Where does the string "tick" appear in the listing below? Copy every line where it does.
::::::
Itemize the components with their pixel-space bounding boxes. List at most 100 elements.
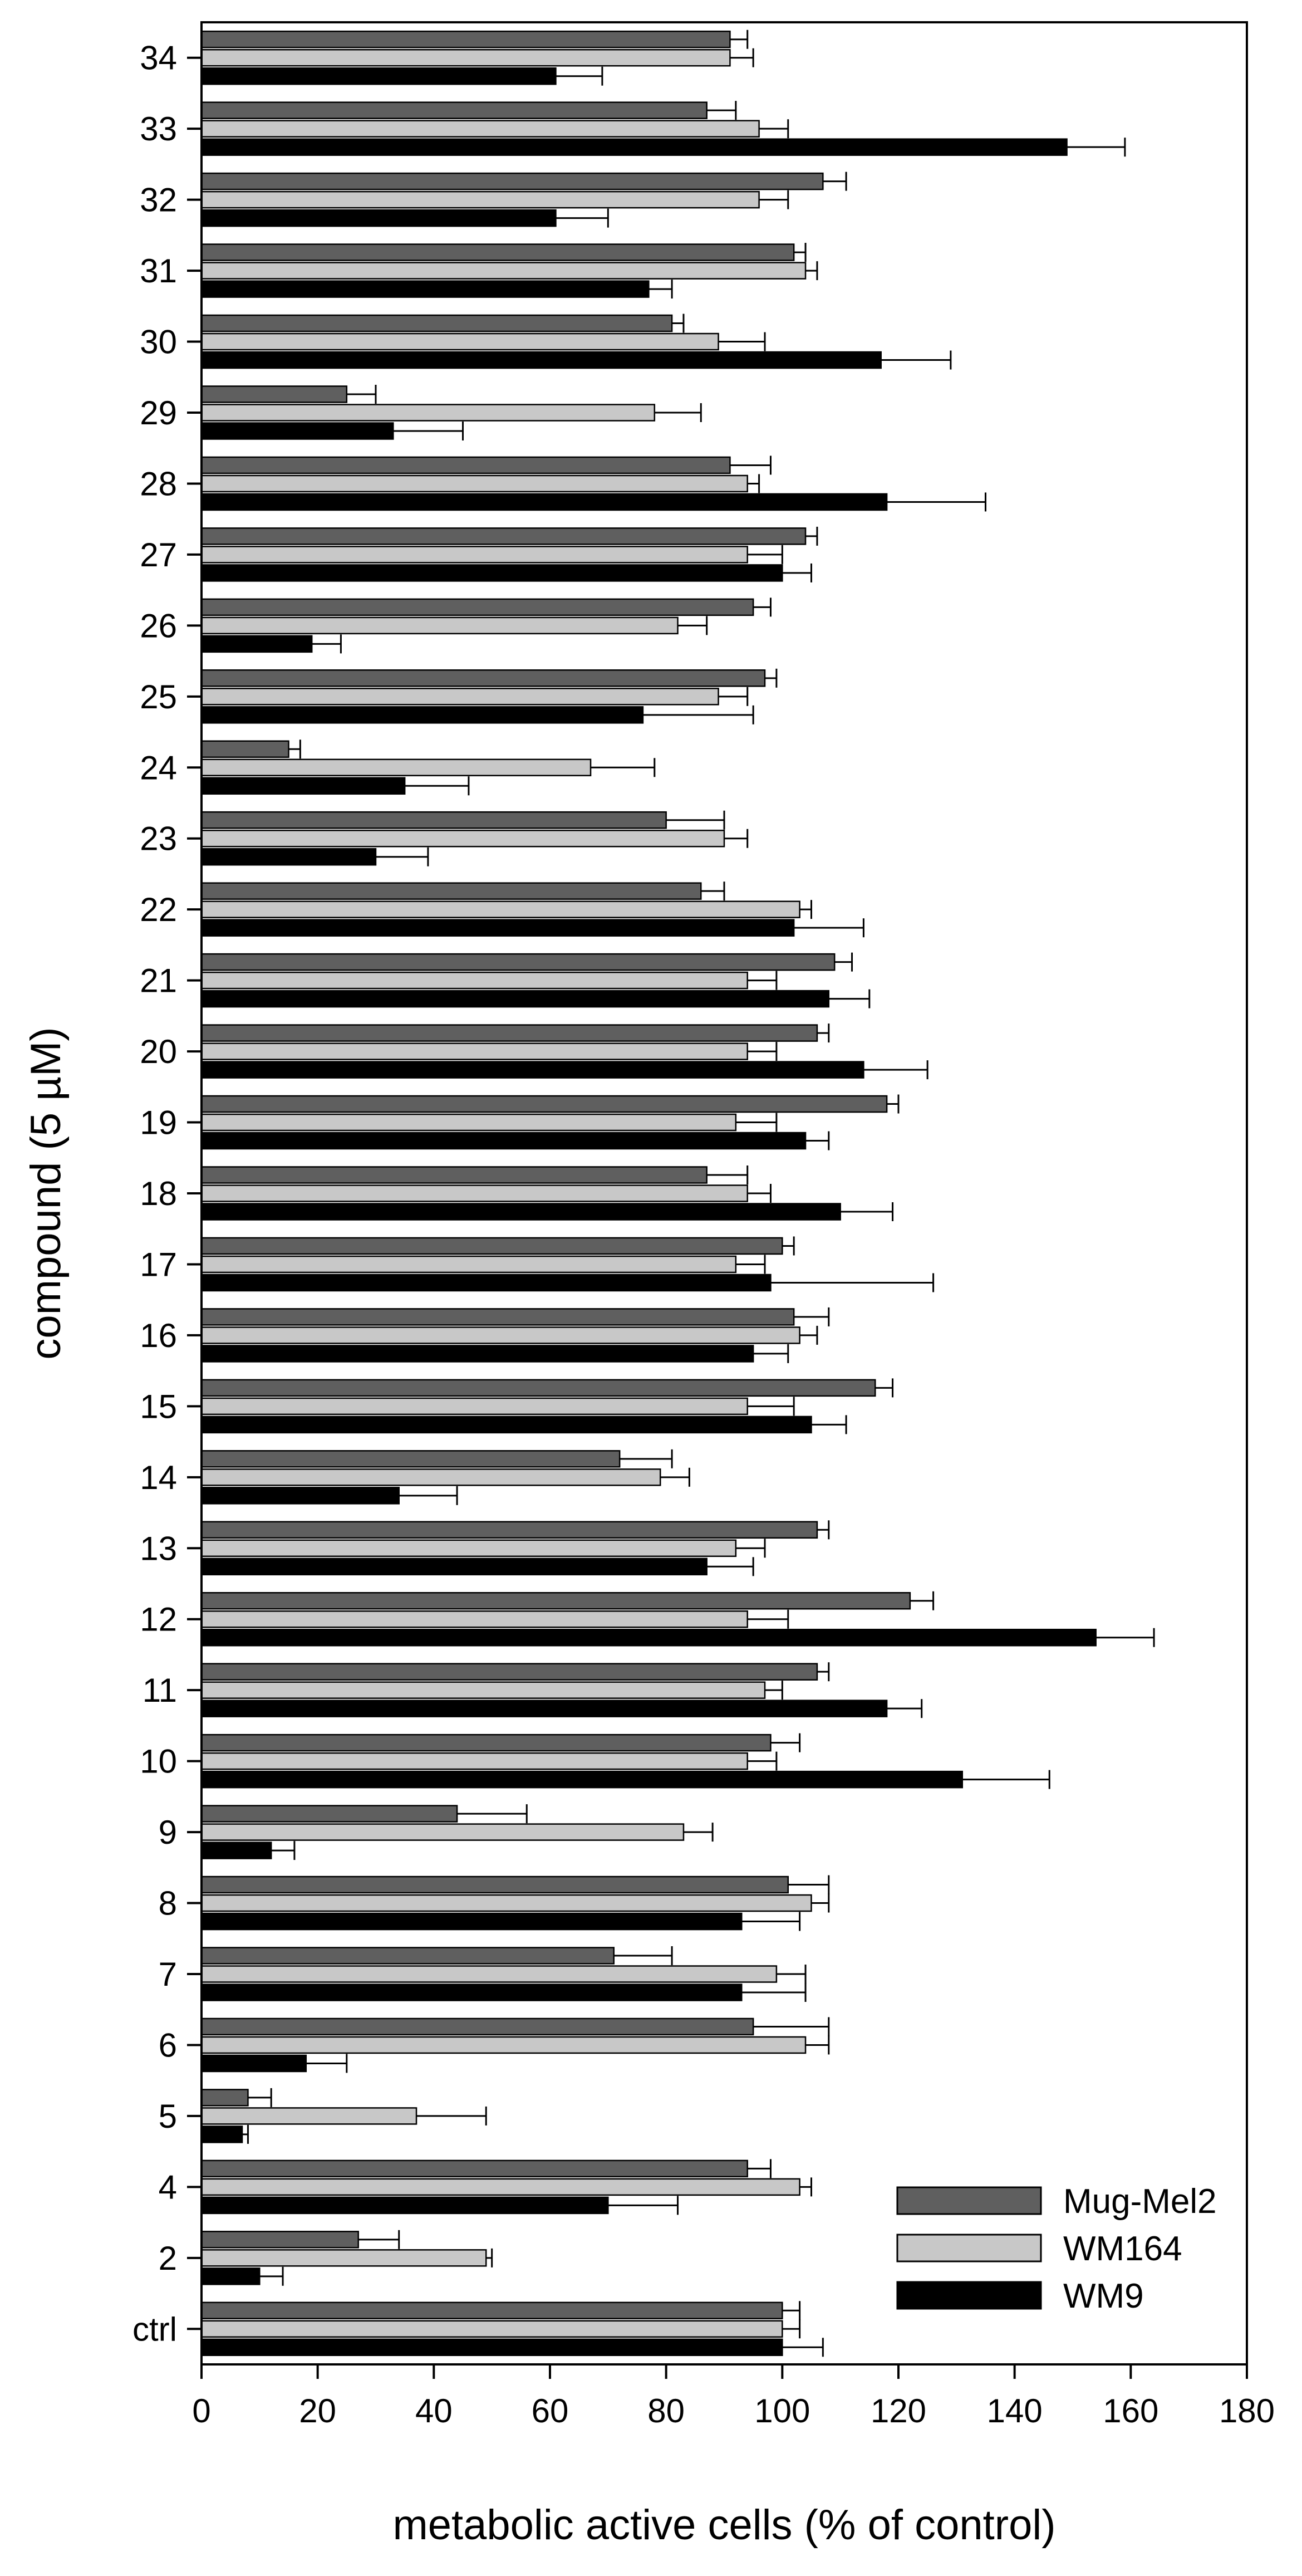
- legend-label: Mug-Mel2: [1063, 2182, 1217, 2221]
- error-bar-wm164-13: [735, 1539, 766, 1558]
- bar-wm9-ctrl: [200, 2338, 783, 2357]
- error-bars-layer: [242, 30, 1155, 2357]
- bar-wm164-23: [200, 829, 725, 848]
- legend-item-mug-mel2: Mug-Mel2: [896, 2182, 1217, 2221]
- y-tick-label-12: 12: [140, 1601, 177, 1638]
- error-bar-mug-mel2-9: [457, 1804, 528, 1824]
- error-bar-mug-mel2-29: [346, 385, 377, 404]
- error-bar-wm164-27: [747, 545, 783, 564]
- x-tick-label-60: 60: [532, 2392, 569, 2430]
- bar-wm9-13: [200, 1558, 707, 1576]
- error-bar-mug-mel2-4: [747, 2159, 772, 2178]
- bar-wm164-5: [200, 2107, 417, 2125]
- y-tick-label-24: 24: [140, 749, 177, 786]
- error-bar-wm164-32: [759, 190, 789, 209]
- bar-wm9-22: [200, 919, 795, 937]
- error-bar-wm9-17: [770, 1273, 935, 1292]
- legend-item-wm9: WM9: [896, 2277, 1144, 2315]
- error-bar-wm9-10: [962, 1770, 1050, 1789]
- x-tick-label-120: 120: [871, 2392, 926, 2430]
- y-tick-label-33: 33: [140, 110, 177, 148]
- y-axis: ctrl245678910111213141516171819202122232…: [132, 40, 202, 2348]
- error-bar-wm9-33: [1067, 138, 1126, 157]
- error-bar-mug-mel2-21: [834, 952, 853, 972]
- bar-mug-mel2-18: [200, 1166, 707, 1184]
- bar-mug-mel2-15: [200, 1379, 876, 1397]
- bar-wm9-29: [200, 422, 394, 440]
- error-bar-wm9-16: [753, 1344, 789, 1363]
- bar-wm9-11: [200, 1700, 888, 1717]
- error-bar-mug-mel2-30: [672, 314, 685, 333]
- error-bar-mug-mel2-11: [817, 1662, 830, 1682]
- bar-mug-mel2-24: [200, 740, 289, 758]
- y-tick-label-10: 10: [140, 1743, 177, 1780]
- error-bar-wm164-31: [805, 261, 818, 281]
- bar-wm9-26: [200, 635, 313, 653]
- error-bar-mug-mel2-5: [248, 2088, 272, 2107]
- error-bar-wm164-11: [765, 1681, 783, 1700]
- error-bar-wm9-32: [556, 208, 609, 228]
- y-tick-label-5: 5: [159, 2098, 177, 2135]
- bar-wm9-17: [200, 1274, 772, 1292]
- bar-mug-mel2-22: [200, 882, 702, 900]
- error-bar-wm164-29: [654, 403, 702, 422]
- bar-wm164-29: [200, 404, 656, 422]
- error-bar-wm9-26: [312, 634, 342, 654]
- bar-wm9-25: [200, 706, 644, 724]
- bar-wm164-16: [200, 1326, 800, 1344]
- error-bar-mug-mel2-14: [620, 1449, 673, 1468]
- error-bar-wm164-4: [799, 2177, 812, 2197]
- error-bar-mug-mel2-32: [823, 172, 847, 191]
- error-bar-mug-mel2-16: [794, 1307, 830, 1326]
- error-bar-wm9-23: [376, 847, 429, 866]
- bar-wm164-10: [200, 1752, 748, 1770]
- error-bar-wm9-6: [306, 2054, 348, 2073]
- y-tick-label-20: 20: [140, 1033, 177, 1070]
- x-axis: 0 20 40 60 80 100 120 140 160 180: [192, 2364, 1275, 2430]
- bar-wm9-24: [200, 777, 406, 795]
- error-bar-mug-mel2-2: [358, 2230, 400, 2249]
- bar-wm9-28: [200, 493, 888, 511]
- error-bar-wm9-22: [794, 918, 864, 938]
- legend-swatch: [896, 2186, 1042, 2215]
- x-axis-title: metabolic active cells (% of control): [392, 2501, 1055, 2549]
- bar-mug-mel2-ctrl: [200, 2301, 783, 2320]
- bar-wm164-33: [200, 120, 760, 138]
- error-bar-mug-mel2-24: [288, 740, 301, 759]
- bar-mug-mel2-7: [200, 1947, 615, 1965]
- bar-wm9-30: [200, 351, 882, 369]
- error-bar-mug-mel2-20: [817, 1023, 830, 1043]
- bar-wm9-32: [200, 209, 557, 227]
- bar-wm164-11: [200, 1681, 766, 1699]
- error-bar-wm9-ctrl: [782, 2338, 824, 2357]
- error-bar-wm9-7: [741, 1983, 807, 2002]
- bar-mug-mel2-25: [200, 669, 766, 687]
- error-bar-wm164-19: [735, 1113, 778, 1132]
- bar-wm164-12: [200, 1610, 748, 1628]
- bar-wm164-20: [200, 1042, 748, 1060]
- error-bar-wm9-29: [393, 422, 464, 440]
- bar-wm9-16: [200, 1345, 754, 1363]
- error-bar-wm164-2: [486, 2248, 493, 2268]
- error-bar-wm164-24: [591, 758, 656, 777]
- bar-mug-mel2-12: [200, 1591, 911, 1610]
- y-tick-label-11: 11: [143, 1672, 177, 1709]
- error-bar-wm9-2: [259, 2266, 284, 2286]
- bar-wm9-6: [200, 2054, 307, 2073]
- error-bar-wm164-6: [805, 2035, 830, 2055]
- error-bar-mug-mel2-23: [666, 810, 725, 830]
- bar-mug-mel2-19: [200, 1095, 888, 1113]
- x-tick-label-80: 80: [647, 2392, 685, 2430]
- bar-wm164-24: [200, 758, 592, 777]
- x-tick-label-140: 140: [987, 2392, 1043, 2430]
- bar-wm9-7: [200, 1984, 743, 2001]
- y-tick-label-26: 26: [140, 607, 177, 644]
- error-bar-wm9-20: [863, 1060, 928, 1080]
- error-bar-wm9-28: [887, 492, 986, 512]
- bar-wm164-6: [200, 2036, 807, 2054]
- bar-mug-mel2-4: [200, 2159, 748, 2178]
- error-bar-wm9-5: [242, 2124, 249, 2144]
- bar-wm164-31: [200, 262, 807, 280]
- error-bar-wm164-14: [660, 1467, 690, 1487]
::::::
◆ ANSWER SECTION
- y-tick-label-12: 12: [140, 1601, 177, 1638]
- x-tick-label-60: 60: [532, 2392, 569, 2430]
- y-tick-label-24: 24: [140, 749, 177, 786]
- x-tick-label-120: 120: [871, 2392, 926, 2430]
- y-tick-label-33: 33: [140, 110, 177, 148]
- y-tick-label-10: 10: [140, 1743, 177, 1780]
- y-tick-label-5: 5: [159, 2098, 177, 2135]
- y-tick-label-20: 20: [140, 1033, 177, 1070]
- y-tick-label-11: 11: [143, 1672, 177, 1709]
- x-tick-label-80: 80: [647, 2392, 685, 2430]
- x-tick-label-140: 140: [987, 2392, 1043, 2430]
- y-tick-label-26: 26: [140, 607, 177, 644]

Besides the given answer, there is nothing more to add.